### DATASET RECORDS
........

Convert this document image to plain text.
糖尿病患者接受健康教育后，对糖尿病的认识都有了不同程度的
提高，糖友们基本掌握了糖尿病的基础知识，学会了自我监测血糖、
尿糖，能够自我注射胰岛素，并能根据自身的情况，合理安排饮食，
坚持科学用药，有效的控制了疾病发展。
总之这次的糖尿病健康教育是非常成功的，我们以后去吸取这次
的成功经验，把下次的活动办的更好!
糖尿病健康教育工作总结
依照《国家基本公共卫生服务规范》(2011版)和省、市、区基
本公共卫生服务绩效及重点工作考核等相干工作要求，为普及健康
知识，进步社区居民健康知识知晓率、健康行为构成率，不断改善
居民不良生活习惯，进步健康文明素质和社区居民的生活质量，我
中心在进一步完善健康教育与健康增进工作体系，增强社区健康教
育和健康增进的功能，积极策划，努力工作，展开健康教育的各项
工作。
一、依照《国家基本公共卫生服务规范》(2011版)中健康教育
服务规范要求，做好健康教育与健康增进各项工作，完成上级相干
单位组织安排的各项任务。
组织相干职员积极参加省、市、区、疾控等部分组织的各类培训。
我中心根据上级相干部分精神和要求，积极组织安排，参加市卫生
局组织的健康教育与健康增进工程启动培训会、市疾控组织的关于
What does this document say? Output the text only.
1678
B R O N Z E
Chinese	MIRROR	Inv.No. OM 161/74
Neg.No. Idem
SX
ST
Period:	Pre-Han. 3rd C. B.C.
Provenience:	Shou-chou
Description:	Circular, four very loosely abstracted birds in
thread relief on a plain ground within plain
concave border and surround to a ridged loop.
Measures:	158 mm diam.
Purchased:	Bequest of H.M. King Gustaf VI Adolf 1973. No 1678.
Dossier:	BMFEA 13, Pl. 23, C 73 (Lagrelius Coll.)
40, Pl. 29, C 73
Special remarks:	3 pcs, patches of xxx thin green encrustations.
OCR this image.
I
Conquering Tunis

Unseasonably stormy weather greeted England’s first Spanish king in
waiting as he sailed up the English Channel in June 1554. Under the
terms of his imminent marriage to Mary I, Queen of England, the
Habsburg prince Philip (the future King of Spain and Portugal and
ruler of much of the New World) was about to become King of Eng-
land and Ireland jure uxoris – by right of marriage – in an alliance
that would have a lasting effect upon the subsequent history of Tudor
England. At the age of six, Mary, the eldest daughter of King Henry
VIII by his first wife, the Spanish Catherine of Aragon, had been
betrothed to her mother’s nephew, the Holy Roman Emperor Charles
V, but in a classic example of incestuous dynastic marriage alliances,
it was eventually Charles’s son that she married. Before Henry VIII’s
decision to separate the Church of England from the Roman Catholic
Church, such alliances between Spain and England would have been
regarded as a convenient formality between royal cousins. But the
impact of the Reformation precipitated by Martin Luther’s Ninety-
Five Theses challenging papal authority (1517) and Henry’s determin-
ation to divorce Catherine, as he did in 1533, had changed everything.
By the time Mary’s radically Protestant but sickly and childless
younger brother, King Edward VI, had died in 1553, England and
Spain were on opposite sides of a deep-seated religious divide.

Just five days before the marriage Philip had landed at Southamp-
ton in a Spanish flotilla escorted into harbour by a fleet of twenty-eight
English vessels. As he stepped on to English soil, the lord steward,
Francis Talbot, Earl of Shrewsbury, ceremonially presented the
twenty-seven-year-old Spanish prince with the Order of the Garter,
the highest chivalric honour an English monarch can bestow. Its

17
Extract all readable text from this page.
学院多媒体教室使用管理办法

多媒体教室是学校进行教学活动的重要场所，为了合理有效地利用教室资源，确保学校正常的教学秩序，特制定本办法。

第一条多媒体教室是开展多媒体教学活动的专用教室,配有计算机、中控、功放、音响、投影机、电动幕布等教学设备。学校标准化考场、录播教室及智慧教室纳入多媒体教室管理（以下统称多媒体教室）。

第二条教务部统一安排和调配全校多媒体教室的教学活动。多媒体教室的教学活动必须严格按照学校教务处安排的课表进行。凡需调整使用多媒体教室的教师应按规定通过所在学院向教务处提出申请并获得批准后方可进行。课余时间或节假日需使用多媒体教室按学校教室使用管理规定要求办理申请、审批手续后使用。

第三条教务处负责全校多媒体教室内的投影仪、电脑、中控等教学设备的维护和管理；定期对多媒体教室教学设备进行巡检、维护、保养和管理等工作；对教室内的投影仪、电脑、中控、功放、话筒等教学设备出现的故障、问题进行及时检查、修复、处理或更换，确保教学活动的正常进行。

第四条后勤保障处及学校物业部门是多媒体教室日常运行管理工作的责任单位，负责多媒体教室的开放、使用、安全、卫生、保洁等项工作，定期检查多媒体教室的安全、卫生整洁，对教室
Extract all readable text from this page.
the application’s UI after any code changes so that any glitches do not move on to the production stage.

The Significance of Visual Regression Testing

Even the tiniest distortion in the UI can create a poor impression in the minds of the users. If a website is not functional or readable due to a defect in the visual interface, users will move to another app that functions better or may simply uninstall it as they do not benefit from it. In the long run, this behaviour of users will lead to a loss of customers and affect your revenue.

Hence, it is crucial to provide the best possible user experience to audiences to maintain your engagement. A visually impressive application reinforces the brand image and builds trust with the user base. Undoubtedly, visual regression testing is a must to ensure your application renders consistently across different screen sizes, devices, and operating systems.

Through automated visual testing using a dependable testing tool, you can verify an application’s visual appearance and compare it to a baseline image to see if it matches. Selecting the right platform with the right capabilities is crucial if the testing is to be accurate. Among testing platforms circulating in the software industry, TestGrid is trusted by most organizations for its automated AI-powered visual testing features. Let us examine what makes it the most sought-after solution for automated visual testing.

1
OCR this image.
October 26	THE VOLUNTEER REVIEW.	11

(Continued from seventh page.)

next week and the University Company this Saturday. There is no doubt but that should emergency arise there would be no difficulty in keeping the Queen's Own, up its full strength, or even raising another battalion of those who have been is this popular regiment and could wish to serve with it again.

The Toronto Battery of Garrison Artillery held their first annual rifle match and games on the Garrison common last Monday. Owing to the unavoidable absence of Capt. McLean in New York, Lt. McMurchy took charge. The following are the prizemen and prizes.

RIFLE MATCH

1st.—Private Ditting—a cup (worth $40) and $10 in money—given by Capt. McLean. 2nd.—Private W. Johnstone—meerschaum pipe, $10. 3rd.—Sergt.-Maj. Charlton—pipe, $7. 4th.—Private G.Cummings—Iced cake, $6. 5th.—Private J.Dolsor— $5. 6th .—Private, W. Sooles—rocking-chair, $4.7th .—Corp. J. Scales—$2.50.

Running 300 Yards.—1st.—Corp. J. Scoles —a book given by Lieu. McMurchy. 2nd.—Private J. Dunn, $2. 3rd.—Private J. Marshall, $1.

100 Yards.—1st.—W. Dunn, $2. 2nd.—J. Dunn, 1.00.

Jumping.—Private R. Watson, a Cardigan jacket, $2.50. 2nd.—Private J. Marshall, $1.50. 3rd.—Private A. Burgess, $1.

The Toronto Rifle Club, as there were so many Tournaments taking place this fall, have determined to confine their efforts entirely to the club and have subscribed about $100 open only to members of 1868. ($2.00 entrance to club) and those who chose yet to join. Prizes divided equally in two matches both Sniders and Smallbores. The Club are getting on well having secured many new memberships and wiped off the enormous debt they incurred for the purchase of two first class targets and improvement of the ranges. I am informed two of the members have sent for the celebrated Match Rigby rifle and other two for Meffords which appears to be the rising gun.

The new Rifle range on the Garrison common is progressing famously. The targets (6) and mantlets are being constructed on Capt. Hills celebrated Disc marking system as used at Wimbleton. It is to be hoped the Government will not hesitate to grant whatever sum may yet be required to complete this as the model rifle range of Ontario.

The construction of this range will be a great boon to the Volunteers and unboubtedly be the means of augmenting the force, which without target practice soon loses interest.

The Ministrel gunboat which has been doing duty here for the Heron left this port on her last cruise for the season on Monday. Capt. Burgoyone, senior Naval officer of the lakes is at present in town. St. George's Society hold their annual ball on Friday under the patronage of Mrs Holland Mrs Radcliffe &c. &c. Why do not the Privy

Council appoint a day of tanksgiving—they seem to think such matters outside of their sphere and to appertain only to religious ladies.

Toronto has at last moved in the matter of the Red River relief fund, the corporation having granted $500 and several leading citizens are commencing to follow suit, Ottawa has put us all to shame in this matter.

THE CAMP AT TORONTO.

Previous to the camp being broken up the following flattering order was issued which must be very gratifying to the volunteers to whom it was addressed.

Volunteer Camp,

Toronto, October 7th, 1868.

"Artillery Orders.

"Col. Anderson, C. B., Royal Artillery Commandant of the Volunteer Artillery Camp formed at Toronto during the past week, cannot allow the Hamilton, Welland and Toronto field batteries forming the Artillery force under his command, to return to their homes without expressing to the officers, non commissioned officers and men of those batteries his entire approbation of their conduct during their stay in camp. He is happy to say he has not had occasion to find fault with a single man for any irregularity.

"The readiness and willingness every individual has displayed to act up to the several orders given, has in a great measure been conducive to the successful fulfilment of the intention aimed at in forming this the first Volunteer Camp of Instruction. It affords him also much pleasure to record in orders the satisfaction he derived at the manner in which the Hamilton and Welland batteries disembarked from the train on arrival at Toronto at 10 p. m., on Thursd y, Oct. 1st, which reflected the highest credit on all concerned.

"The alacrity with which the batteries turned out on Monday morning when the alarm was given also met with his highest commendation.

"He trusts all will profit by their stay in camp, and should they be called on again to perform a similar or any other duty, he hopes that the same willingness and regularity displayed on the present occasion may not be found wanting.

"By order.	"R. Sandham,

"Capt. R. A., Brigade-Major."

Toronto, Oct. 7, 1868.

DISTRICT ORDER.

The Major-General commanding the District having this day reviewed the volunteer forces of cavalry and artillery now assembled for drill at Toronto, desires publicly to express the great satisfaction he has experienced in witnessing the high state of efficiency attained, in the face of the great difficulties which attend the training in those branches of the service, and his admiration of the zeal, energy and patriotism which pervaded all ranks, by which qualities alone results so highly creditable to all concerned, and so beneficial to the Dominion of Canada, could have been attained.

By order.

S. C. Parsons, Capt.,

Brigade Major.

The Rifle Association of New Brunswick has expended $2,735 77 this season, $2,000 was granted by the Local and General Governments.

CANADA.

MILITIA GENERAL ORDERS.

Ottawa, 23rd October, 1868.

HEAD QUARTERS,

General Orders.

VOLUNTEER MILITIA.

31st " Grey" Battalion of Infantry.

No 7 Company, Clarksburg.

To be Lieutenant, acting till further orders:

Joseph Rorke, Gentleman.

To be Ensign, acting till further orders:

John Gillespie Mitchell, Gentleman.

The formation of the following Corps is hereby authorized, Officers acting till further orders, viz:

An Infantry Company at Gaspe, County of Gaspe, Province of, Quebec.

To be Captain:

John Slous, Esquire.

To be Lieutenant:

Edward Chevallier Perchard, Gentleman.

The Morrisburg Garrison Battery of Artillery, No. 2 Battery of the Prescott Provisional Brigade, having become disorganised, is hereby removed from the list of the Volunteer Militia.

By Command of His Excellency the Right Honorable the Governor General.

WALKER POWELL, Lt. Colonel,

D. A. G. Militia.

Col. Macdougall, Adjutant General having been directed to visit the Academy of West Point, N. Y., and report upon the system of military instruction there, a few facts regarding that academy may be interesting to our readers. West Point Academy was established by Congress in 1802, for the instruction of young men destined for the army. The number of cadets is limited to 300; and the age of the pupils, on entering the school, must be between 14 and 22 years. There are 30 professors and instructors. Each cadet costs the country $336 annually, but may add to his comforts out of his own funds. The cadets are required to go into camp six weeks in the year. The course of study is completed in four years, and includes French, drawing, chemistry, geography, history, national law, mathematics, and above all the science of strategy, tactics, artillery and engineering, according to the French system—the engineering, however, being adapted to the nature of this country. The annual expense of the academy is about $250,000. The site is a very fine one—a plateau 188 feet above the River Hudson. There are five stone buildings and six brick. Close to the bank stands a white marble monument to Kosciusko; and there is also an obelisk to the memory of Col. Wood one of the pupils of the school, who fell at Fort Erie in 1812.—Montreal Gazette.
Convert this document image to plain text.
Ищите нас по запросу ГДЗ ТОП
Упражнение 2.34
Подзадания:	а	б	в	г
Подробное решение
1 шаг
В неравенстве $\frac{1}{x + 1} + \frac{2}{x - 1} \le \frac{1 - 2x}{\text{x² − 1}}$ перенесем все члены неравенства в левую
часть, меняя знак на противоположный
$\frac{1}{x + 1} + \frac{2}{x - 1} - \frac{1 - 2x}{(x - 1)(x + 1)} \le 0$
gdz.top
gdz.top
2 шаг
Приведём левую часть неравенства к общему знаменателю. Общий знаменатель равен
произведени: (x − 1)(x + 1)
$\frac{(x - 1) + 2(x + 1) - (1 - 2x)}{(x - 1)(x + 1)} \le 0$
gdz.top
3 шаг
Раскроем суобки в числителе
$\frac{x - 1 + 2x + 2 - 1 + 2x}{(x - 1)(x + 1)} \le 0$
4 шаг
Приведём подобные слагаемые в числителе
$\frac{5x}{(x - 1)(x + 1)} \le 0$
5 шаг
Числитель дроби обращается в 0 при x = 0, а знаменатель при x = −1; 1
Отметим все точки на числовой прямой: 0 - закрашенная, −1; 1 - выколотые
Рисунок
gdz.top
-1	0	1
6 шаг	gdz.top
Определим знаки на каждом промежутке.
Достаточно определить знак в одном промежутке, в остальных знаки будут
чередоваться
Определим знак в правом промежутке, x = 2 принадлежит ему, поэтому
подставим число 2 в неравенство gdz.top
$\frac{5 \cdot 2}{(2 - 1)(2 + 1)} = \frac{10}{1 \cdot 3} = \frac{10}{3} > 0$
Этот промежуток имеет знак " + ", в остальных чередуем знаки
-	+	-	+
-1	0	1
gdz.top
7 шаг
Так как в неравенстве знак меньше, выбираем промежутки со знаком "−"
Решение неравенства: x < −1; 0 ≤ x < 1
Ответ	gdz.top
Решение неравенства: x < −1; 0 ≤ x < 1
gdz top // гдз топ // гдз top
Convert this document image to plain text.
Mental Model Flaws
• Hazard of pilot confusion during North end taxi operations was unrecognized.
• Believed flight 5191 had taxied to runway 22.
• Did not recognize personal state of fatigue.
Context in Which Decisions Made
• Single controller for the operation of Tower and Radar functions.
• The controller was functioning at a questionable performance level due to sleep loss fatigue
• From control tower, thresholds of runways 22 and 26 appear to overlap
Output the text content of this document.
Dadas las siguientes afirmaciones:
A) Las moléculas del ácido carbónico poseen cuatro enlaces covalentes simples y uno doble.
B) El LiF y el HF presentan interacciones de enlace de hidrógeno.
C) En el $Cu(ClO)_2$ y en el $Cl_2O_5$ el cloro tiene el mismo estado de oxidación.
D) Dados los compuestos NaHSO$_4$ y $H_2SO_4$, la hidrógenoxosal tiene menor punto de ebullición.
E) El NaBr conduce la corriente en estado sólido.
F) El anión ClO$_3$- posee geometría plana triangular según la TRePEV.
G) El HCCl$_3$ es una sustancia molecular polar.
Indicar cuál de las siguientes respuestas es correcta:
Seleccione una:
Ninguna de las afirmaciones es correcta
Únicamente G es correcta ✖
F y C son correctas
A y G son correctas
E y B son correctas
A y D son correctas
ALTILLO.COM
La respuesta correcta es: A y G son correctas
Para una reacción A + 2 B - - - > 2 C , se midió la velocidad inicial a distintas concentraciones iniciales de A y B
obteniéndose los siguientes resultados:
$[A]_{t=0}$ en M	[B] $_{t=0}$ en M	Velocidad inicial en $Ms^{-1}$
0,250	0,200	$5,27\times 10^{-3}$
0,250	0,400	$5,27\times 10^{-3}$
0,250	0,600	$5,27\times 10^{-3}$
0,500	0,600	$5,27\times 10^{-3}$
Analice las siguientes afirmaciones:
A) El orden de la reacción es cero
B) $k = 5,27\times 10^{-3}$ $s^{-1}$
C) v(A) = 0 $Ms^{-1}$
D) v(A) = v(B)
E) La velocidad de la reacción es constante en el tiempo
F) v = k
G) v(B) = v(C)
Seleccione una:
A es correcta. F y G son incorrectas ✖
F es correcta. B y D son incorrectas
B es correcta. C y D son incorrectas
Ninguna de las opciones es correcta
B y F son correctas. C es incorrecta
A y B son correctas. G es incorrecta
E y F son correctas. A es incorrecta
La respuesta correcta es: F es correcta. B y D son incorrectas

........

### EXERCISE AIM
Tally every line of the listing that holds the string "October", then give the number by itself.

### EXERCISE SOLUTION
3